Look for the string "color" in every line, and copy each line that has it.

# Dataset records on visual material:
════════════════
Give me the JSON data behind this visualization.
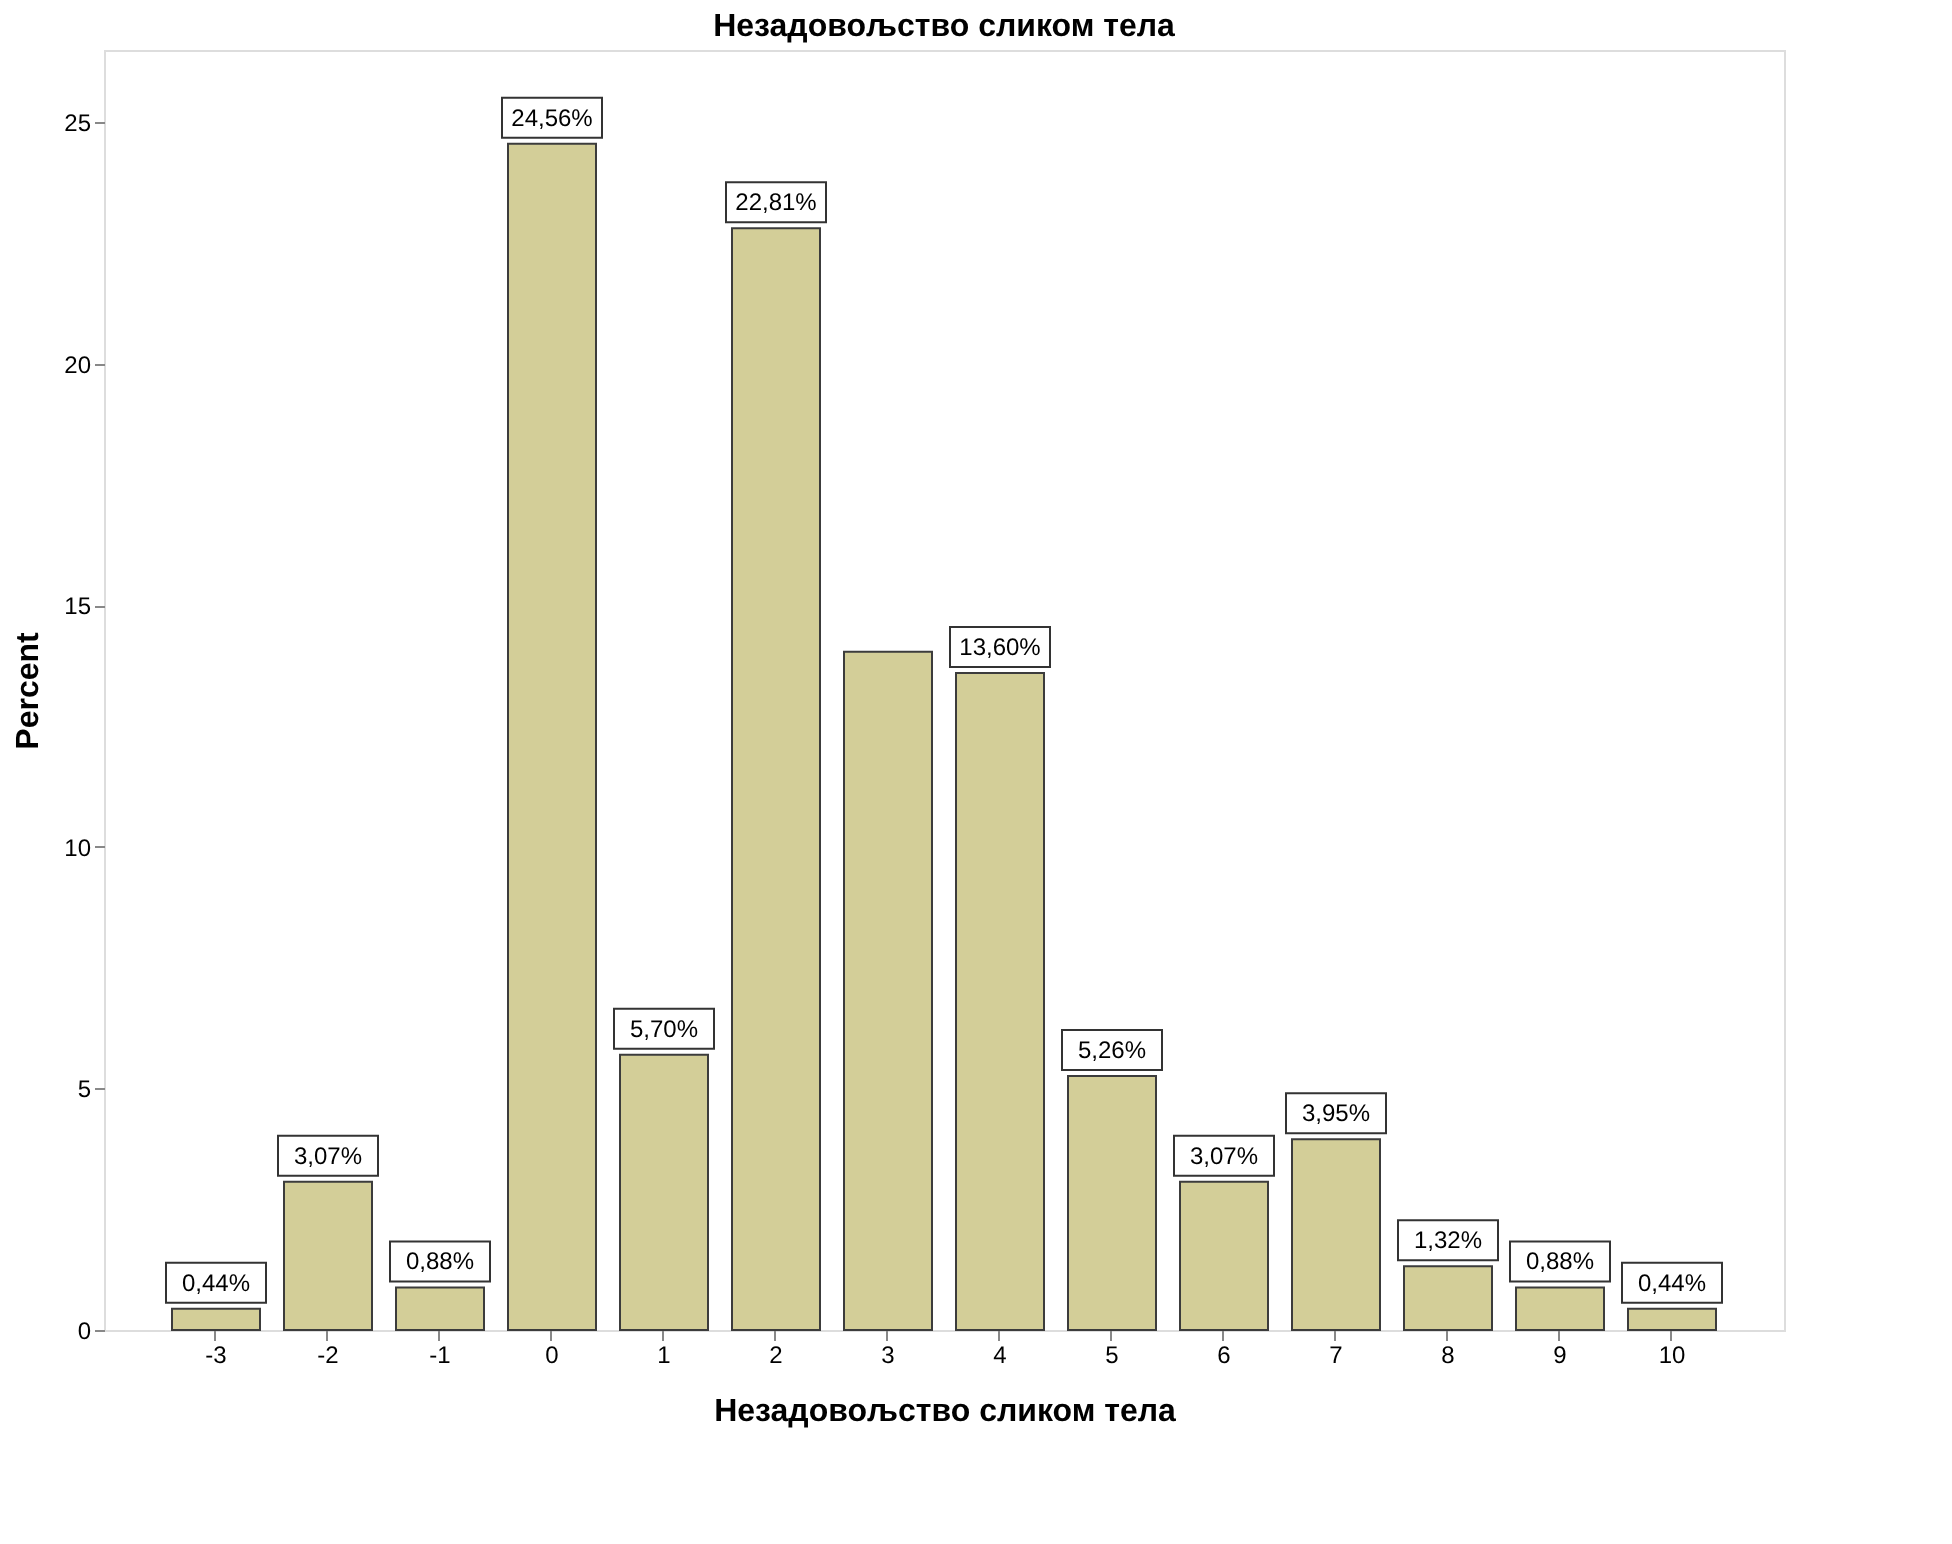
{
  "chart_data": {
    "type": "bar",
    "title": "Незадовољство сликом тела",
    "xlabel": "Незадовољство сликом тела",
    "ylabel": "Percent",
    "categories": [
      "-3",
      "-2",
      "-1",
      "0",
      "1",
      "2",
      "3",
      "4",
      "5",
      "6",
      "7",
      "8",
      "9",
      "10"
    ],
    "values": [
      0.44,
      3.07,
      0.88,
      24.56,
      5.7,
      22.81,
      14.04,
      13.6,
      5.26,
      3.07,
      3.95,
      1.32,
      0.88,
      0.44
    ],
    "value_labels": [
      "0,44%",
      "3,07%",
      "0,88%",
      "24,56%",
      "5,70%",
      "22,81%",
      null,
      "13,60%",
      "5,26%",
      "3,07%",
      "3,95%",
      "1,32%",
      "0,88%",
      "0,44%"
    ],
    "color": "#d3ce98",
    "ylim": [
      0,
      26.5
    ],
    "yticks": [
      0,
      5,
      10,
      15,
      20,
      25
    ],
    "grid": false
  }
}
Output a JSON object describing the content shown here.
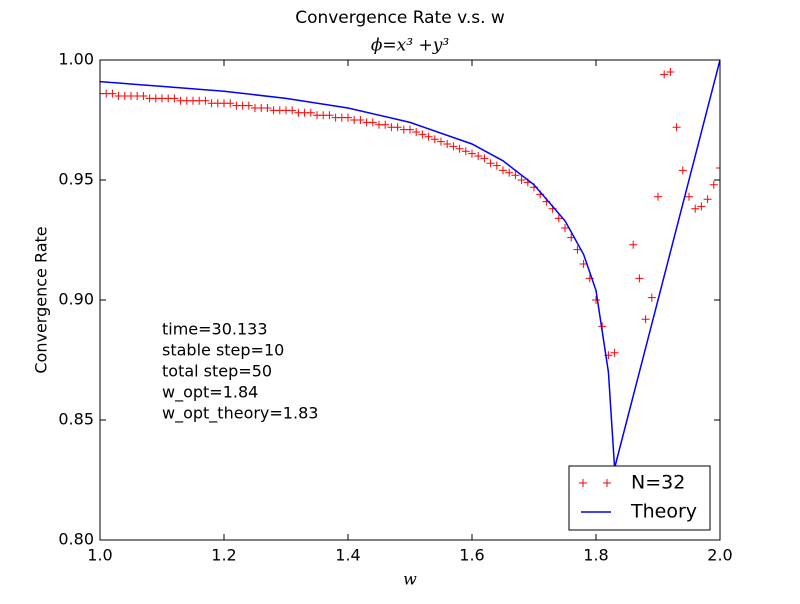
{
  "chart_data": {
    "type": "line",
    "title": "Convergence Rate v.s. w",
    "subtitle": "ϕ=x³ +y³",
    "x_label": "w",
    "y_label": "Convergence Rate",
    "annotations": [
      "time=30.133",
      "stable step=10",
      "total step=50",
      "w_opt=1.84",
      "w_opt_theory=1.83"
    ],
    "xlim": [
      1.0,
      2.0
    ],
    "ylim": [
      0.8,
      1.0
    ],
    "xticks": [
      {
        "value": 1.0,
        "label": "1.0"
      },
      1.2,
      1.4,
      1.6,
      1.8,
      {
        "value": 2.0,
        "label": "2.0"
      }
    ],
    "yticks": [
      {
        "value": 0.8,
        "label": "0.80"
      },
      0.85,
      {
        "value": 0.9,
        "label": "0.90"
      },
      0.95,
      {
        "value": 1.0,
        "label": "1.00"
      }
    ],
    "legend": "lower right",
    "series": [
      {
        "name": "N=32",
        "color": "#ff0000",
        "mode": "markers",
        "x": [
          1.0,
          1.01,
          1.02,
          1.03,
          1.04,
          1.05,
          1.06,
          1.07,
          1.08,
          1.09,
          1.1,
          1.11,
          1.12,
          1.13,
          1.14,
          1.15,
          1.16,
          1.17,
          1.18,
          1.19,
          1.2,
          1.21,
          1.22,
          1.23,
          1.24,
          1.25,
          1.26,
          1.27,
          1.28,
          1.29,
          1.3,
          1.31,
          1.32,
          1.33,
          1.34,
          1.35,
          1.36,
          1.37,
          1.38,
          1.39,
          1.4,
          1.41,
          1.42,
          1.43,
          1.44,
          1.45,
          1.46,
          1.47,
          1.48,
          1.49,
          1.5,
          1.51,
          1.52,
          1.53,
          1.54,
          1.55,
          1.56,
          1.57,
          1.58,
          1.59,
          1.6,
          1.61,
          1.62,
          1.63,
          1.64,
          1.65,
          1.66,
          1.67,
          1.68,
          1.69,
          1.7,
          1.71,
          1.72,
          1.73,
          1.74,
          1.75,
          1.76,
          1.77,
          1.78,
          1.79,
          1.8,
          1.81,
          1.82,
          1.83,
          1.86,
          1.87,
          1.88,
          1.89,
          1.9,
          1.91,
          1.92,
          1.93,
          1.94,
          1.95,
          1.96,
          1.97,
          1.98,
          1.99,
          2.0
        ],
        "values": [
          0.986,
          0.986,
          0.986,
          0.985,
          0.985,
          0.985,
          0.985,
          0.985,
          0.984,
          0.984,
          0.984,
          0.984,
          0.984,
          0.983,
          0.983,
          0.983,
          0.983,
          0.983,
          0.982,
          0.982,
          0.982,
          0.982,
          0.981,
          0.981,
          0.981,
          0.98,
          0.98,
          0.98,
          0.979,
          0.979,
          0.979,
          0.979,
          0.978,
          0.978,
          0.978,
          0.977,
          0.977,
          0.977,
          0.976,
          0.976,
          0.976,
          0.975,
          0.975,
          0.974,
          0.974,
          0.973,
          0.973,
          0.972,
          0.972,
          0.971,
          0.971,
          0.97,
          0.969,
          0.968,
          0.967,
          0.966,
          0.965,
          0.964,
          0.963,
          0.962,
          0.961,
          0.96,
          0.959,
          0.957,
          0.956,
          0.954,
          0.953,
          0.952,
          0.95,
          0.949,
          0.947,
          0.944,
          0.941,
          0.938,
          0.934,
          0.93,
          0.926,
          0.921,
          0.915,
          0.909,
          0.9,
          0.889,
          0.877,
          0.878,
          0.923,
          0.909,
          0.892,
          0.901,
          0.943,
          0.994,
          0.995,
          0.972,
          0.954,
          0.943,
          0.938,
          0.939,
          0.942,
          0.948,
          0.955
        ]
      },
      {
        "name": "Theory",
        "color": "#0000ff",
        "mode": "line",
        "x": [
          1.0,
          1.1,
          1.2,
          1.3,
          1.4,
          1.5,
          1.6,
          1.65,
          1.7,
          1.75,
          1.78,
          1.8,
          1.82,
          1.83,
          2.0
        ],
        "values": [
          0.991,
          0.989,
          0.987,
          0.984,
          0.98,
          0.974,
          0.965,
          0.958,
          0.948,
          0.933,
          0.919,
          0.904,
          0.87,
          0.83,
          1.0
        ]
      }
    ]
  }
}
════════════════
# Reply to the exercise:
    "color": "#d3ce98",
        "color": "#ff0000",
        "color": "#0000ff",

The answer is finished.